##### Records shown

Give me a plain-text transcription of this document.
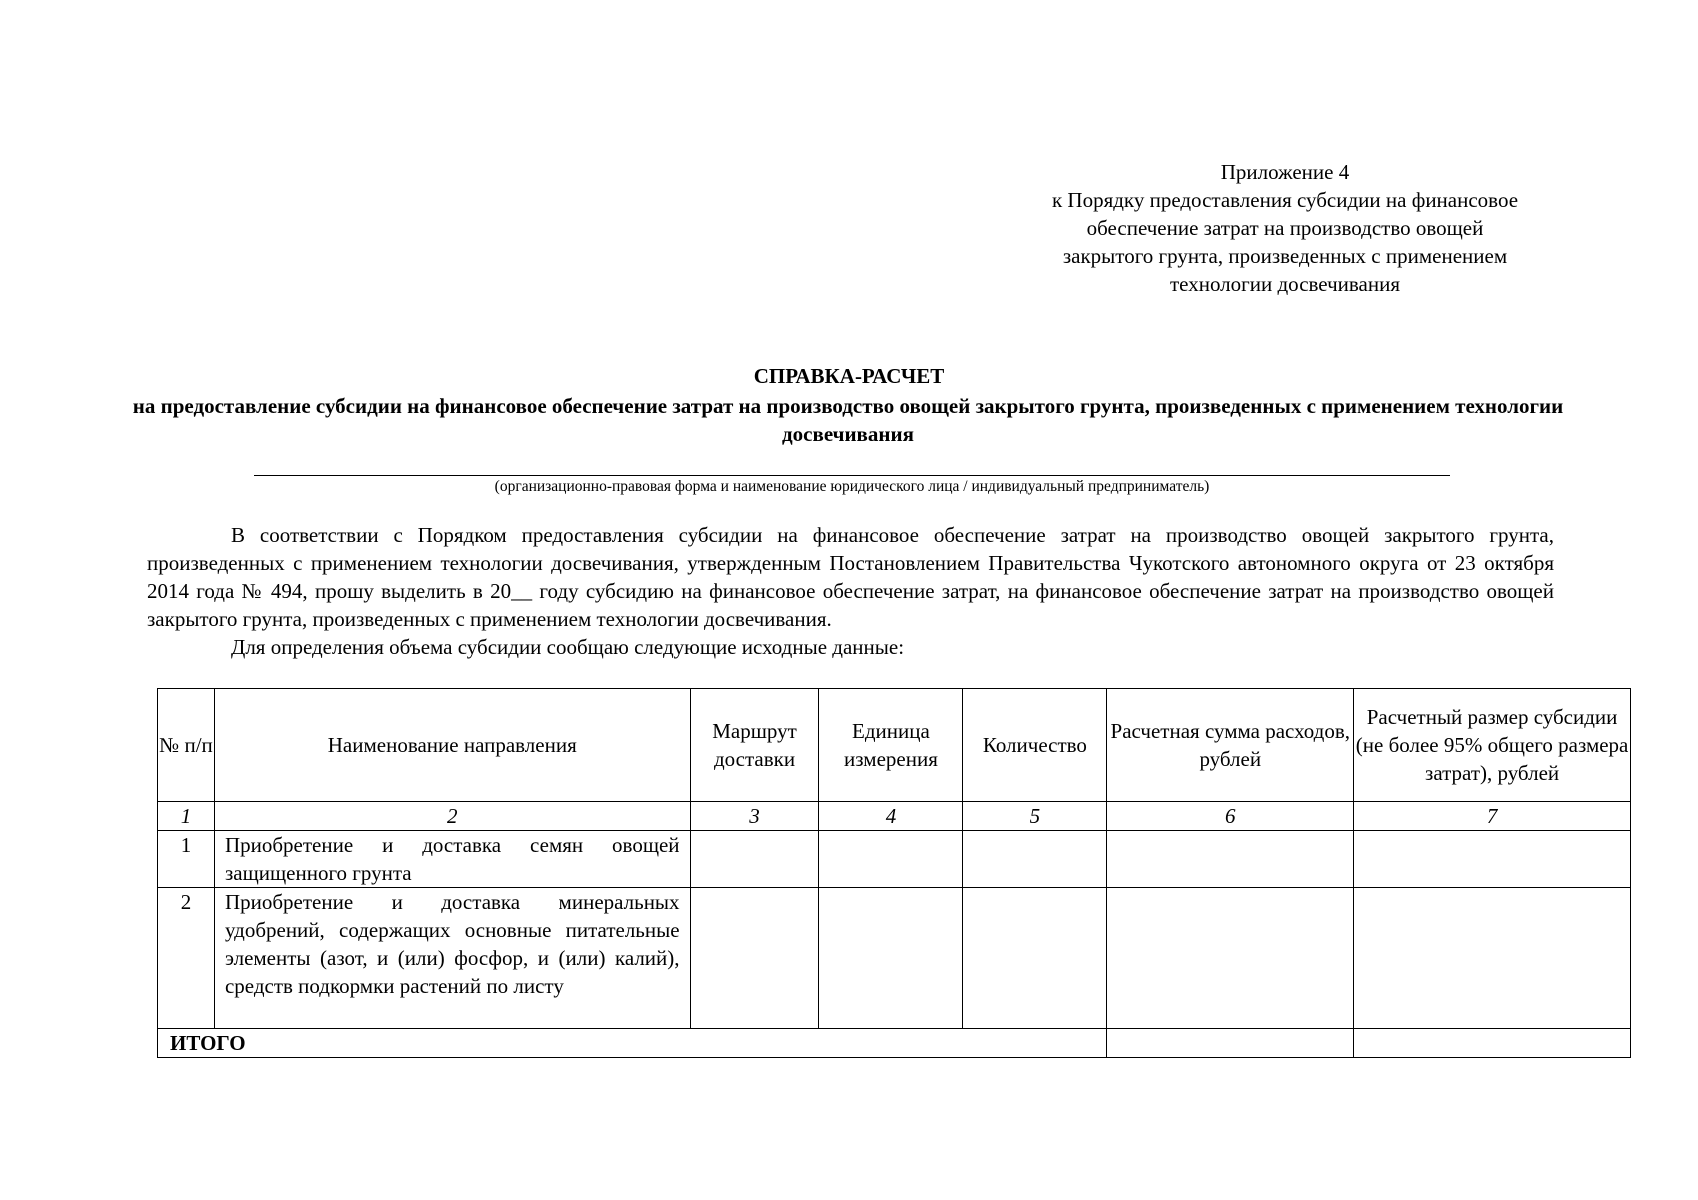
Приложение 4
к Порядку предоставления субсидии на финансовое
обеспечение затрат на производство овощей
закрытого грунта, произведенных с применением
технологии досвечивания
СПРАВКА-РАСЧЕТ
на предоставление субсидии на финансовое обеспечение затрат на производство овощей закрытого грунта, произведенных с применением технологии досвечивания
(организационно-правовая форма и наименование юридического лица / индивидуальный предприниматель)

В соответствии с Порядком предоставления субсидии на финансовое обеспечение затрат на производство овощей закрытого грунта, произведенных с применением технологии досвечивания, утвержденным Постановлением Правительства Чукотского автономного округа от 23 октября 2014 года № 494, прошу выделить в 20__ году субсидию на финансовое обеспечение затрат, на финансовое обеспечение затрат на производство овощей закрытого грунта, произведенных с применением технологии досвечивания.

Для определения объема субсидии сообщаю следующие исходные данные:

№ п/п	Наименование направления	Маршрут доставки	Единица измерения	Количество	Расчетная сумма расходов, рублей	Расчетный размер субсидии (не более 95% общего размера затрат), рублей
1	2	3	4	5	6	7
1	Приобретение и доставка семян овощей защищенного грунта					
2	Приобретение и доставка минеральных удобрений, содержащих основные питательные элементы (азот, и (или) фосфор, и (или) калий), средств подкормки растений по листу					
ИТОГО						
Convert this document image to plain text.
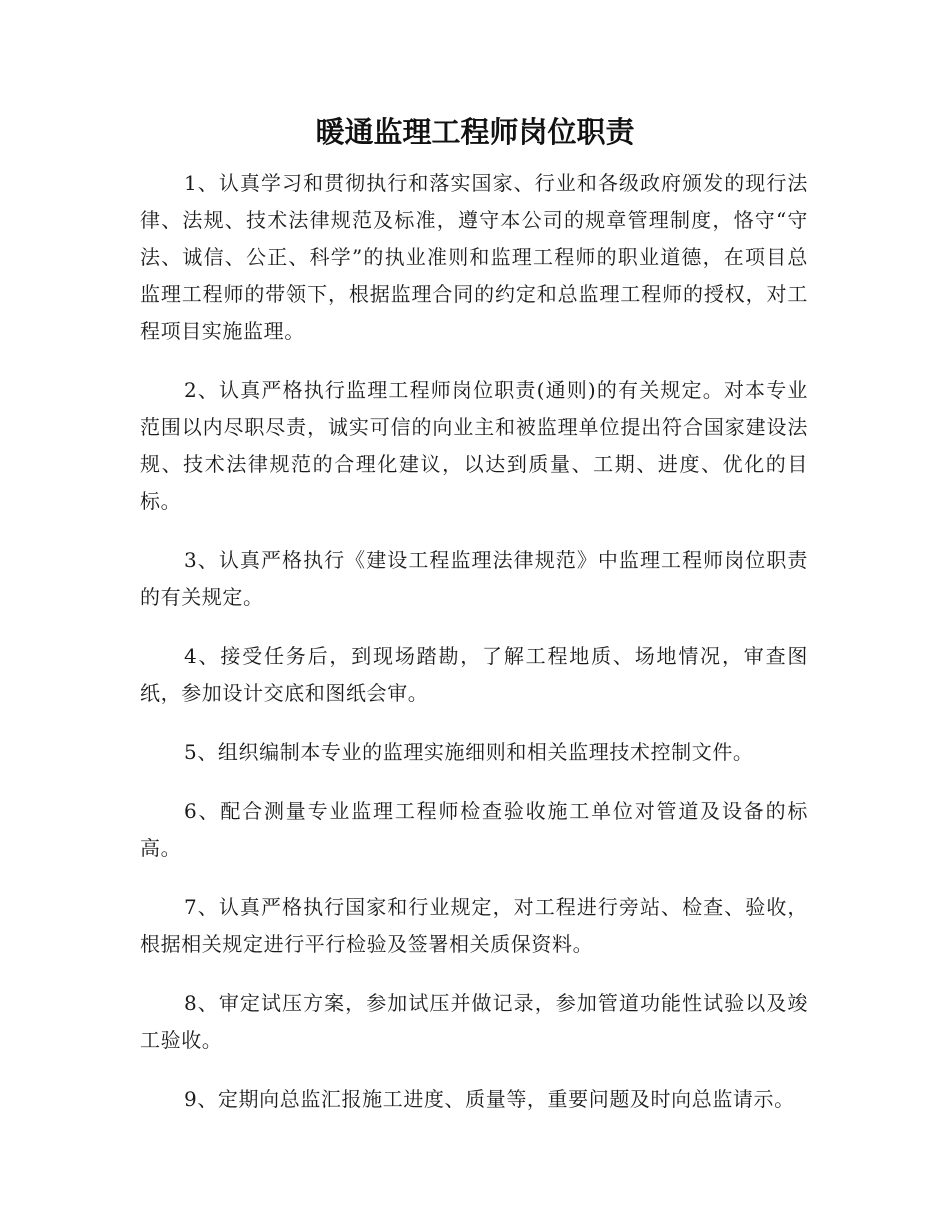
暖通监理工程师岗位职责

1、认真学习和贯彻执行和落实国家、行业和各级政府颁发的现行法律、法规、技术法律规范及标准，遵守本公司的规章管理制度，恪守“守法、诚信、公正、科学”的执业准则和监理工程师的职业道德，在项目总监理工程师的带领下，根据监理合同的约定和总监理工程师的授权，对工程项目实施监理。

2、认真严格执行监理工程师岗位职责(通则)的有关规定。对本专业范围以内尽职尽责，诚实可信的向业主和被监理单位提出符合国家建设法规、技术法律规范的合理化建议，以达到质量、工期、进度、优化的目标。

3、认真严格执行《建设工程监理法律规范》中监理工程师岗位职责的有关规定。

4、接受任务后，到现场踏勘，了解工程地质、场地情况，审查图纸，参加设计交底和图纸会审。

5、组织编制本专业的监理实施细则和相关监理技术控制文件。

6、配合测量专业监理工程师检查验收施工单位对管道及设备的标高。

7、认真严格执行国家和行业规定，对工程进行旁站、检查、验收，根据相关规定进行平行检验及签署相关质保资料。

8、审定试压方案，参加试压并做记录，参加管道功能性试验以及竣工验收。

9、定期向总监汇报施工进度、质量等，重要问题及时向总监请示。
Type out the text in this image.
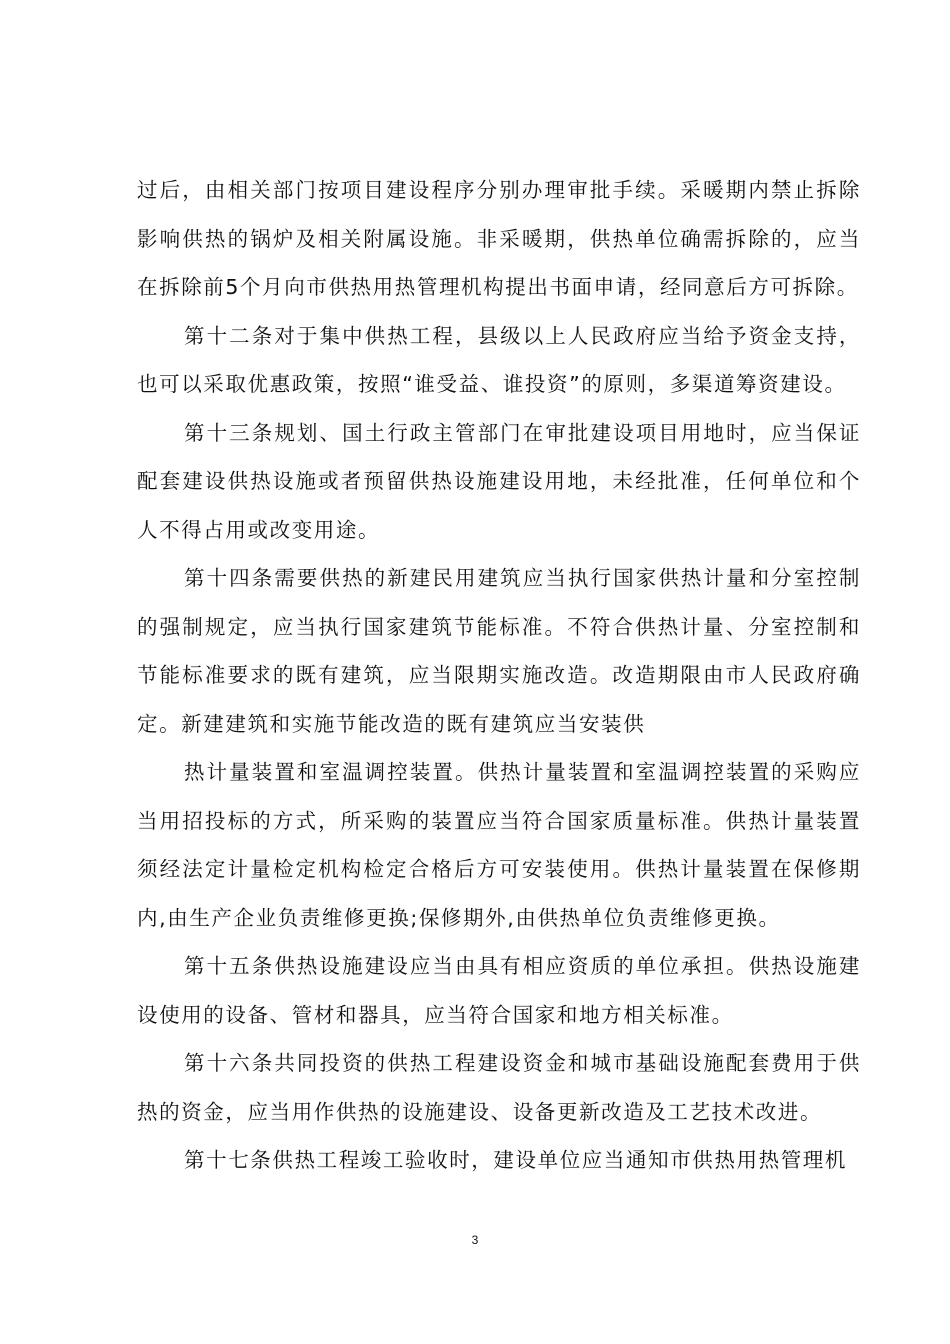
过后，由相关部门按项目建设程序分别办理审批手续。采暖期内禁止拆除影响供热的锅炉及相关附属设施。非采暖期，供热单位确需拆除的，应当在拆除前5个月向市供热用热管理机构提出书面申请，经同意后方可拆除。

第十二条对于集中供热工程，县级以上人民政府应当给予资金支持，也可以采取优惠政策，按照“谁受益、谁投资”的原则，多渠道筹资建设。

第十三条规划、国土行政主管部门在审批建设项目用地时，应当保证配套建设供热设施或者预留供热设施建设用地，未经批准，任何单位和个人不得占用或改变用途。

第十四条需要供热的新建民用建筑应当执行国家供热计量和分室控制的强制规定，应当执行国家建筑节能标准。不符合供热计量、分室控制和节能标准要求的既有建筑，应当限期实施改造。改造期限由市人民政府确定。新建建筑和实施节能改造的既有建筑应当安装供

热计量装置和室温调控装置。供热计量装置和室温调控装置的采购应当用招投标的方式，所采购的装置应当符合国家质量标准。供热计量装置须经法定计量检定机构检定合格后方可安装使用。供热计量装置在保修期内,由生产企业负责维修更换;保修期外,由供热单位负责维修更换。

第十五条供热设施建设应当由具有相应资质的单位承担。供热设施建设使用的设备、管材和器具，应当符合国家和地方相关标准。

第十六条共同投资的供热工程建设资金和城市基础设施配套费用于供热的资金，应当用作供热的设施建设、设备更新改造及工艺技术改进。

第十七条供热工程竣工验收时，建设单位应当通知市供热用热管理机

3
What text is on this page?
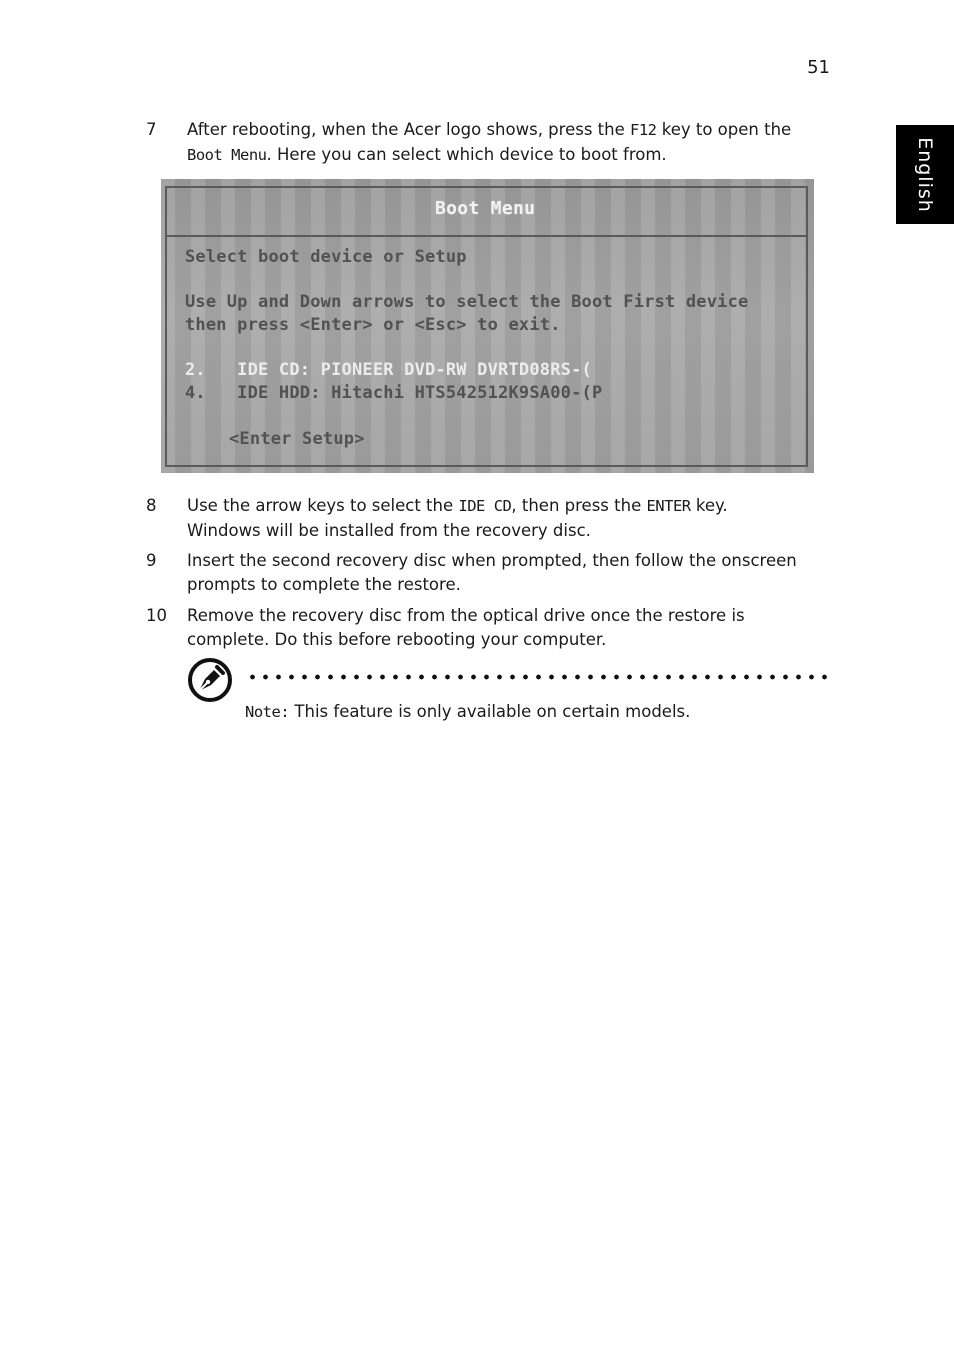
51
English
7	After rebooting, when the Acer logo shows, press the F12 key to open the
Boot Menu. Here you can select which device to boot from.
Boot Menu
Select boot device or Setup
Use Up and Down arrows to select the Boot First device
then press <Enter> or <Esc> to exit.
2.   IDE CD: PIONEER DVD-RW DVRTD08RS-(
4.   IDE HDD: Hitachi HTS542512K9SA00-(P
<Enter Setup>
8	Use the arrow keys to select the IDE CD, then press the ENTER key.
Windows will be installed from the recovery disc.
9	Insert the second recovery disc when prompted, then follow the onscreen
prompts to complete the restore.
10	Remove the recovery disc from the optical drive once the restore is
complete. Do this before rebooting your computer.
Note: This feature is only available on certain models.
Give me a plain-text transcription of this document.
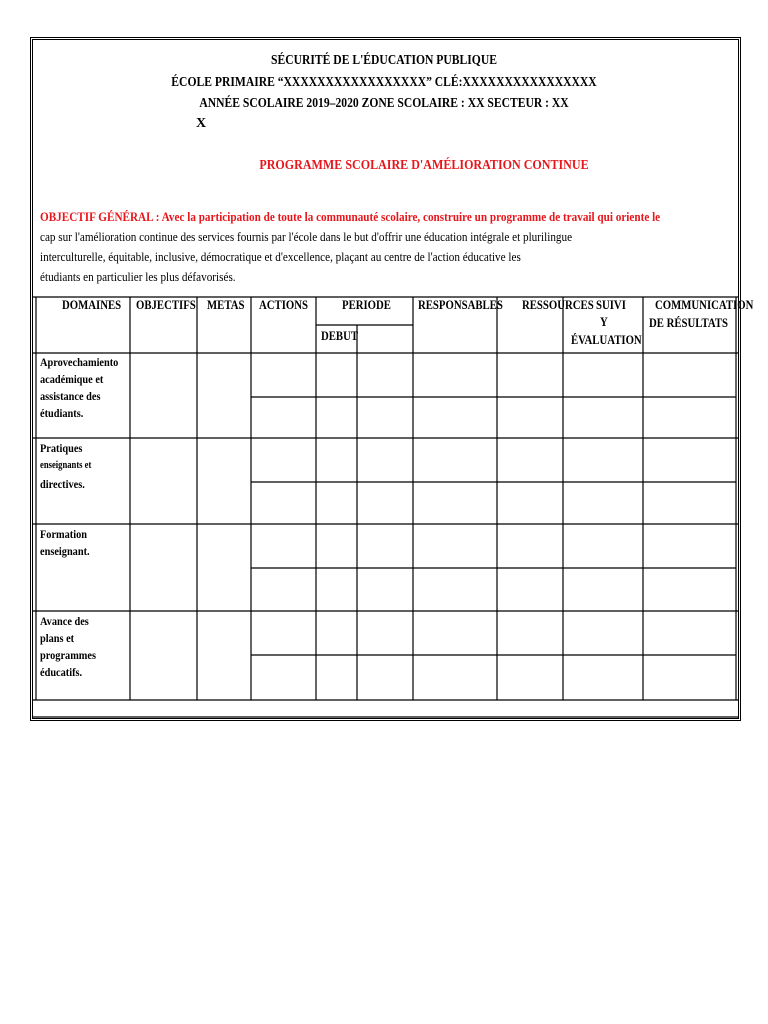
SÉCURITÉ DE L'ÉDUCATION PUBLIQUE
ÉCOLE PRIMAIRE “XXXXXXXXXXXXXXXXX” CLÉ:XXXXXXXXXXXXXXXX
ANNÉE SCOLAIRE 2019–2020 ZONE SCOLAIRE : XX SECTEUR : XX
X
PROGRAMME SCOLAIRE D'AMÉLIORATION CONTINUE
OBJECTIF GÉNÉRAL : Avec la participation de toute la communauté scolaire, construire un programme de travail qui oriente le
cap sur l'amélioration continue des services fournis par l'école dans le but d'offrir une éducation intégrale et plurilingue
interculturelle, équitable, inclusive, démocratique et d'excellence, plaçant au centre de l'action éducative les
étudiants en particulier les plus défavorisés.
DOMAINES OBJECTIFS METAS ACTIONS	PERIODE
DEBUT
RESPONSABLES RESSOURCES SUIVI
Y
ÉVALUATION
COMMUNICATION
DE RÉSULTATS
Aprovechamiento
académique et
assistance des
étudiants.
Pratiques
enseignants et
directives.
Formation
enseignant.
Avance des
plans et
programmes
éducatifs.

##########

- [Exercise prompt]
Transcribe the full listing above exactly as it stands, minus the pictures.

- [Answer]
Give me a plain-text transcription of this document.
Приложение 4
к Порядку предоставления субсидии на финансовое
обеспечение затрат на производство овощей
закрытого грунта, произведенных с применением
технологии досвечивания
СПРАВКА-РАСЧЕТ
на предоставление субсидии на финансовое обеспечение затрат на производство овощей закрытого грунта, произведенных с применением технологии досвечивания
(организационно-правовая форма и наименование юридического лица / индивидуальный предприниматель)

В соответствии с Порядком предоставления субсидии на финансовое обеспечение затрат на производство овощей закрытого грунта, произведенных с применением технологии досвечивания, утвержденным Постановлением Правительства Чукотского автономного округа от 23 октября 2014 года № 494, прошу выделить в 20__ году субсидию на финансовое обеспечение затрат, на финансовое обеспечение затрат на производство овощей закрытого грунта, произведенных с применением технологии досвечивания.

Для определения объема субсидии сообщаю следующие исходные данные:

№ п/п	Наименование направления	Маршрут доставки	Единица измерения	Количество	Расчетная сумма расходов, рублей	Расчетный размер субсидии (не более 95% общего размера затрат), рублей
1	2	3	4	5	6	7
1	Приобретение и доставка семян овощей защищенного грунта					
2	Приобретение и доставка минеральных удобрений, содержащих основные питательные элементы (азот, и (или) фосфор, и (или) калий), средств подкормки растений по листу					
ИТОГО						
Convert this document image to plain text.
暖通监理工程师岗位职责

1、认真学习和贯彻执行和落实国家、行业和各级政府颁发的现行法律、法规、技术法律规范及标准，遵守本公司的规章管理制度，恪守“守法、诚信、公正、科学”的执业准则和监理工程师的职业道德，在项目总监理工程师的带领下，根据监理合同的约定和总监理工程师的授权，对工程项目实施监理。

2、认真严格执行监理工程师岗位职责(通则)的有关规定。对本专业范围以内尽职尽责，诚实可信的向业主和被监理单位提出符合国家建设法规、技术法律规范的合理化建议，以达到质量、工期、进度、优化的目标。

3、认真严格执行《建设工程监理法律规范》中监理工程师岗位职责的有关规定。

4、接受任务后，到现场踏勘，了解工程地质、场地情况，审查图纸，参加设计交底和图纸会审。

5、组织编制本专业的监理实施细则和相关监理技术控制文件。

6、配合测量专业监理工程师检查验收施工单位对管道及设备的标高。

7、认真严格执行国家和行业规定，对工程进行旁站、检查、验收，根据相关规定进行平行检验及签署相关质保资料。

8、审定试压方案，参加试压并做记录，参加管道功能性试验以及竣工验收。

9、定期向总监汇报施工进度、质量等，重要问题及时向总监请示。
Type out the text in this image.
过后，由相关部门按项目建设程序分别办理审批手续。采暖期内禁止拆除影响供热的锅炉及相关附属设施。非采暖期，供热单位确需拆除的，应当在拆除前5个月向市供热用热管理机构提出书面申请，经同意后方可拆除。

第十二条对于集中供热工程，县级以上人民政府应当给予资金支持，也可以采取优惠政策，按照“谁受益、谁投资”的原则，多渠道筹资建设。

第十三条规划、国土行政主管部门在审批建设项目用地时，应当保证配套建设供热设施或者预留供热设施建设用地，未经批准，任何单位和个人不得占用或改变用途。

第十四条需要供热的新建民用建筑应当执行国家供热计量和分室控制的强制规定，应当执行国家建筑节能标准。不符合供热计量、分室控制和节能标准要求的既有建筑，应当限期实施改造。改造期限由市人民政府确定。新建建筑和实施节能改造的既有建筑应当安装供

热计量装置和室温调控装置。供热计量装置和室温调控装置的采购应当用招投标的方式，所采购的装置应当符合国家质量标准。供热计量装置须经法定计量检定机构检定合格后方可安装使用。供热计量装置在保修期内,由生产企业负责维修更换;保修期外,由供热单位负责维修更换。

第十五条供热设施建设应当由具有相应资质的单位承担。供热设施建设使用的设备、管材和器具，应当符合国家和地方相关标准。

第十六条共同投资的供热工程建设资金和城市基础设施配套费用于供热的资金，应当用作供热的设施建设、设备更新改造及工艺技术改进。

第十七条供热工程竣工验收时，建设单位应当通知市供热用热管理机

3
What text is on this page?
51
English
7	After rebooting, when the Acer logo shows, press the F12 key to open the
Boot Menu. Here you can select which device to boot from.
Boot Menu
Select boot device or Setup
Use Up and Down arrows to select the Boot First device
then press <Enter> or <Esc> to exit.
2.   IDE CD: PIONEER DVD-RW DVRTD08RS-(
4.   IDE HDD: Hitachi HTS542512K9SA00-(P
<Enter Setup>
8	Use the arrow keys to select the IDE CD, then press the ENTER key.
Windows will be installed from the recovery disc.
9	Insert the second recovery disc when prompted, then follow the onscreen
prompts to complete the restore.
10	Remove the recovery disc from the optical drive once the restore is
complete. Do this before rebooting your computer.
Note: This feature is only available on certain models.
Give me a plain-text transcription of this document.
SÉCURITÉ DE L'ÉDUCATION PUBLIQUE
ÉCOLE PRIMAIRE “XXXXXXXXXXXXXXXXX” CLÉ:XXXXXXXXXXXXXXXX
ANNÉE SCOLAIRE 2019–2020 ZONE SCOLAIRE : XX SECTEUR : XX
X
PROGRAMME SCOLAIRE D'AMÉLIORATION CONTINUE
OBJECTIF GÉNÉRAL : Avec la participation de toute la communauté scolaire, construire un programme de travail qui oriente le
cap sur l'amélioration continue des services fournis par l'école dans le but d'offrir une éducation intégrale et plurilingue
interculturelle, équitable, inclusive, démocratique et d'excellence, plaçant au centre de l'action éducative les
étudiants en particulier les plus défavorisés.
DOMAINES OBJECTIFS METAS ACTIONS	PERIODE
DEBUT
RESPONSABLES RESSOURCES SUIVI
Y
ÉVALUATION
COMMUNICATION
DE RÉSULTATS
Aprovechamiento
académique et
assistance des
étudiants.
Pratiques
enseignants et
directives.
Formation
enseignant.
Avance des
plans et
programmes
éducatifs.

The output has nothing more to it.